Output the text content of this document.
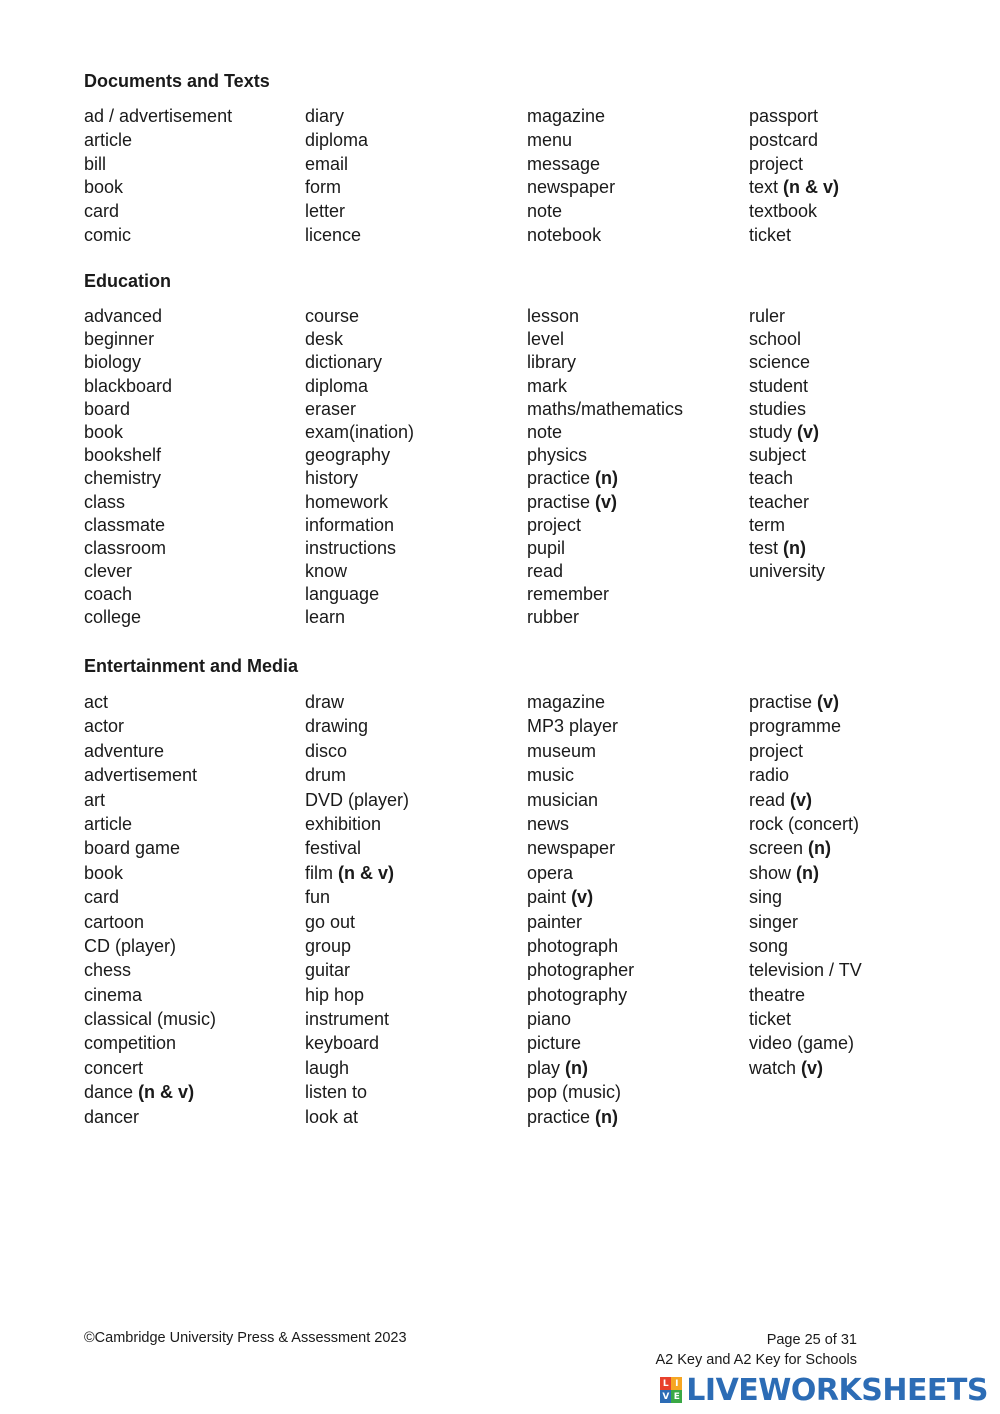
Documents and Texts
ad / advertisement
article
bill
book
card
comic
diary
diploma
email
form
letter
licence
magazine
menu
message
newspaper
note
notebook
passport
postcard
project
text (n & v)
textbook
ticket
Education
advanced
beginner
biology
blackboard
board
book
bookshelf
chemistry
class
classmate
classroom
clever
coach
college
course
desk
dictionary
diploma
eraser
exam(ination)
geography
history
homework
information
instructions
know
language
learn
lesson
level
library
mark
maths/mathematics
note
physics
practice (n)
practise (v)
project
pupil
read
remember
rubber
ruler
school
science
student
studies
study (v)
subject
teach
teacher
term
test (n)
university
Entertainment and Media
act
actor
adventure
advertisement
art
article
board game
book
card
cartoon
CD (player)
chess
cinema
classical (music)
competition
concert
dance (n & v)
dancer
draw
drawing
disco
drum
DVD (player)
exhibition
festival
film (n & v)
fun
go out
group
guitar
hip hop
instrument
keyboard
laugh
listen to
look at
magazine
MP3 player
museum
music
musician
news
newspaper
opera
paint (v)
painter
photograph
photographer
photography
piano
picture
play (n)
pop (music)
practice (n)
practise (v)
programme
project
radio
read (v)
rock (concert)
screen (n)
show (n)
sing
singer
song
television / TV
theatre
ticket
video (game)
watch (v)
©Cambridge University Press & Assessment 2023	Page 25 of 31
A2 Key and A2 Key for Schools
L I
V E LIVEWORKSHEETS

---+---

_Exercise prompt_
Repeat the material above verbatim, with no pictures in the output.

_Task answer_
Output the text content of this document.
Documents and Texts
ad / advertisement
article
bill
book
card
comic
diary
diploma
email
form
letter
licence
magazine
menu
message
newspaper
note
notebook
passport
postcard
project
text (n & v)
textbook
ticket
Education
advanced
beginner
biology
blackboard
board
book
bookshelf
chemistry
class
classmate
classroom
clever
coach
college
course
desk
dictionary
diploma
eraser
exam(ination)
geography
history
homework
information
instructions
know
language
learn
lesson
level
library
mark
maths/mathematics
note
physics
practice (n)
practise (v)
project
pupil
read
remember
rubber
ruler
school
science
student
studies
study (v)
subject
teach
teacher
term
test (n)
university
Entertainment and Media
act
actor
adventure
advertisement
art
article
board game
book
card
cartoon
CD (player)
chess
cinema
classical (music)
competition
concert
dance (n & v)
dancer
draw
drawing
disco
drum
DVD (player)
exhibition
festival
film (n & v)
fun
go out
group
guitar
hip hop
instrument
keyboard
laugh
listen to
look at
magazine
MP3 player
museum
music
musician
news
newspaper
opera
paint (v)
painter
photograph
photographer
photography
piano
picture
play (n)
pop (music)
practice (n)
practise (v)
programme
project
radio
read (v)
rock (concert)
screen (n)
show (n)
sing
singer
song
television / TV
theatre
ticket
video (game)
watch (v)
©Cambridge University Press & Assessment 2023	Page 25 of 31
A2 Key and A2 Key for Schools
L I
V E LIVEWORKSHEETS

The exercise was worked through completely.